Count how many lines have the word "gabiers" in them. Reply with that number by itself.

Entries from a dataset
________

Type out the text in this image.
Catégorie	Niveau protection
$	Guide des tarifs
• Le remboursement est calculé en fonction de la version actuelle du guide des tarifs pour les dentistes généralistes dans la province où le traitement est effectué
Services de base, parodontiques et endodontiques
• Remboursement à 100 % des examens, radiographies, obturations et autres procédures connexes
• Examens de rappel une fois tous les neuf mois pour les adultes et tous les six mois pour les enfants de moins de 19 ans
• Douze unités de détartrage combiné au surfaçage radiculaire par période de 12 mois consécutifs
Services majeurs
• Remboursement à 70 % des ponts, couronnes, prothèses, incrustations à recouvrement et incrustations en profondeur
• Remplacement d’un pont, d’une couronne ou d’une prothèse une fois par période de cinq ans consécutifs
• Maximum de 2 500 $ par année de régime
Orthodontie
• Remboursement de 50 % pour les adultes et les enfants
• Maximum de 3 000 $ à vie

________

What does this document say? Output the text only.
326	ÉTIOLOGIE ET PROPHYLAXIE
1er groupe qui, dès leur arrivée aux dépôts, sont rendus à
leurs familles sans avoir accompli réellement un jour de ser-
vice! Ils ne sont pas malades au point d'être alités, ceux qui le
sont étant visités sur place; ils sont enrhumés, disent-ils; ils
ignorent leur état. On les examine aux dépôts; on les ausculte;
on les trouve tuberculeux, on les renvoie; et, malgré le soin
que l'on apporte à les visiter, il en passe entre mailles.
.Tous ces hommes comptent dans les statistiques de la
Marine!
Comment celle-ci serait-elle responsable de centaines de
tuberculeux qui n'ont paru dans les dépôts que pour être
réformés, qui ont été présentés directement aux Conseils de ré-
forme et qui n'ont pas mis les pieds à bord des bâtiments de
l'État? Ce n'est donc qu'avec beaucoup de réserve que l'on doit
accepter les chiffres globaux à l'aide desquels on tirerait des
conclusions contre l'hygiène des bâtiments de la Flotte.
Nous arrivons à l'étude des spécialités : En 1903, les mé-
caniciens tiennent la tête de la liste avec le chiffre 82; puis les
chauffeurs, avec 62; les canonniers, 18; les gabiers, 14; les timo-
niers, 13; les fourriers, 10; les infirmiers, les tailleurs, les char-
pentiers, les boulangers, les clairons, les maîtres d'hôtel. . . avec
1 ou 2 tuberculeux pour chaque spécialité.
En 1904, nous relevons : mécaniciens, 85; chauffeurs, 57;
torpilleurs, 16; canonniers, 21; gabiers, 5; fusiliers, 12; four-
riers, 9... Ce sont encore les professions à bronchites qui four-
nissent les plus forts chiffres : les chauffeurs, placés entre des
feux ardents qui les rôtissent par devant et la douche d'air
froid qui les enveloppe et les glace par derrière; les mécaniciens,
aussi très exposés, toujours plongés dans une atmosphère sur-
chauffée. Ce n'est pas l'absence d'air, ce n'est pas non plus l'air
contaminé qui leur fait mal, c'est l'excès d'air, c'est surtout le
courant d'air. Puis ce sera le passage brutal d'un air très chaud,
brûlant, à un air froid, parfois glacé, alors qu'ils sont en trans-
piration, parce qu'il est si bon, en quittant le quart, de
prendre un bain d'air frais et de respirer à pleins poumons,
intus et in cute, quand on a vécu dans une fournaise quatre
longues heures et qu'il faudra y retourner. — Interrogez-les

________

◆ The output: 2